--- BEGIN TEXT SHOWN ---

With the 2019 NFL Draft in the rearview and the bulk of free agency in the books, we’ve truly hit the downtime portion of the NFL offseason. Football dog days, here we come.
But not to fret, sports fans: The NBA is filling the void with some highly captivating playoff action. And a huge part of the intrigue, as we exit one of the greatest second rounds in league history and enter the conference finals, is seeing how the sport’s biggest stars perform under the game’s brightest spotlight. Kawhi Leonard? Yeah, I’d say he’s acquitted himself pretty well. Kyrie Irving? Not so much. Observing how individuals react to the pressure cooker is one of the true thrills of watching any sport. Which brings me back to the gridiron …
Looking forward to the 2019 campaign, which NFL players will be under the microscope? Who faces the most intense pressure to deliver the goods (like Kawhi) and avoid flopping (like Kyrie)? Here’s my list, Schein Nine style:
1) Antonio Brown, WR, Oakland Raiders
He forced the trade, looking like a buffoon in the process. And I’m not even talking about the blonde mustache.

--- END TEXT SHOWN ---

Can you give everything from "With the 2019" down to "here we come." in the NFL pressure column again, changing "downtime" to "quiet"?

--- BEGIN ENTRIES SHOWN ---

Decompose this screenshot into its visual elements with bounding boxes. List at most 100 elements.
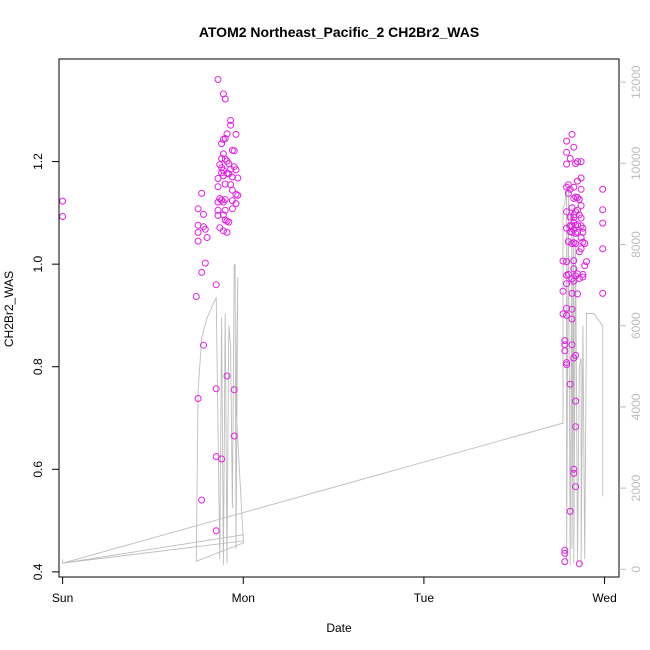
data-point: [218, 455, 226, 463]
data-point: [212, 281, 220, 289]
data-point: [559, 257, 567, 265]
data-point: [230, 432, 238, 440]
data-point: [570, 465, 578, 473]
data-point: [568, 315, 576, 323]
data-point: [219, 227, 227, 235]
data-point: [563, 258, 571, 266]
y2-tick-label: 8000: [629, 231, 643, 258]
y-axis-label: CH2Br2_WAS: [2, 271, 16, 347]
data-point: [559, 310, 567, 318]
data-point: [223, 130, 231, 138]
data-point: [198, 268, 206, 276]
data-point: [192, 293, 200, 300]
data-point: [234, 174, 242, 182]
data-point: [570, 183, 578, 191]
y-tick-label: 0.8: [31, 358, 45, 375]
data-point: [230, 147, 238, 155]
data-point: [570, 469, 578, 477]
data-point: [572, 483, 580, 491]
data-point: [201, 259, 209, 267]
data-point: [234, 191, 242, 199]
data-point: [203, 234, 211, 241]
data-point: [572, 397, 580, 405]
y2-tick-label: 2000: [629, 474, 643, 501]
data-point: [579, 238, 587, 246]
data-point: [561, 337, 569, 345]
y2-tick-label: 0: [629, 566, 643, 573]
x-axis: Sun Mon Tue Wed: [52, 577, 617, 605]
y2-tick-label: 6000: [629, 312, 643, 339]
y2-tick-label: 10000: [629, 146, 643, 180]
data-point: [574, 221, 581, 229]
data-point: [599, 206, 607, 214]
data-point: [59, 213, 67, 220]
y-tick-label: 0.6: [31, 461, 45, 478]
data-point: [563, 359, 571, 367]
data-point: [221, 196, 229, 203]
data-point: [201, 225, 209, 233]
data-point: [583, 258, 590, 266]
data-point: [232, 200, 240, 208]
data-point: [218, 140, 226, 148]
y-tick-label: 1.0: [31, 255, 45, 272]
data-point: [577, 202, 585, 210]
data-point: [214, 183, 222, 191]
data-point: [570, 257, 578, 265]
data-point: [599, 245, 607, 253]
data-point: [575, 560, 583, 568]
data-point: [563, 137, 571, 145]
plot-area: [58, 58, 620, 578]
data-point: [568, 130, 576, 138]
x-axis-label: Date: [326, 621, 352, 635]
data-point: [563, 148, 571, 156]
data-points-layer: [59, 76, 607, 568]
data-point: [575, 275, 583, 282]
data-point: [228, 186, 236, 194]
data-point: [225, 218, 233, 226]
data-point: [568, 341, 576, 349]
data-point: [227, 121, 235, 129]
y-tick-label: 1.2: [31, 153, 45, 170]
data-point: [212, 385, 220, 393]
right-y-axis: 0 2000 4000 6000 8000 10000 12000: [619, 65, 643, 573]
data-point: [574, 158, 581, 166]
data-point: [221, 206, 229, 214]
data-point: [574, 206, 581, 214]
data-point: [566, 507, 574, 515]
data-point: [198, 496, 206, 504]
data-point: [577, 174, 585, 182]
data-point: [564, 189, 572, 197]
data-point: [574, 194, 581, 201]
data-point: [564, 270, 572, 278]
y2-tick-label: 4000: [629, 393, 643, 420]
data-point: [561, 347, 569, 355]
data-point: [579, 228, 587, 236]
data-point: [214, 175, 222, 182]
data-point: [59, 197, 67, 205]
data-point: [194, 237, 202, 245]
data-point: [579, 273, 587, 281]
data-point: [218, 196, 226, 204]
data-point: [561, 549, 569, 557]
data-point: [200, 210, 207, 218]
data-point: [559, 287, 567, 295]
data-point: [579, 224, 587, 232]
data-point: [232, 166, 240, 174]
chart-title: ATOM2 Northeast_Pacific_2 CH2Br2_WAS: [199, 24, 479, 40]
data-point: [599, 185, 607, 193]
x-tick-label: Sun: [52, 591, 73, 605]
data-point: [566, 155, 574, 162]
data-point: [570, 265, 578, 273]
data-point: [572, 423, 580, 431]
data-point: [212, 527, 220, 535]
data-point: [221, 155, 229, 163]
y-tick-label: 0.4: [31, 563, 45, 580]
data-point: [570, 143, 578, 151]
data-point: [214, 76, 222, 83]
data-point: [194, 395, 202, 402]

--- END ENTRIES SHOWN ---

- RESULT
With the 2019 NFL Draft in the rearview and the bulk of free agency in the books, we’ve truly hit the quiet portion of the NFL offseason. Football dog days, here we come.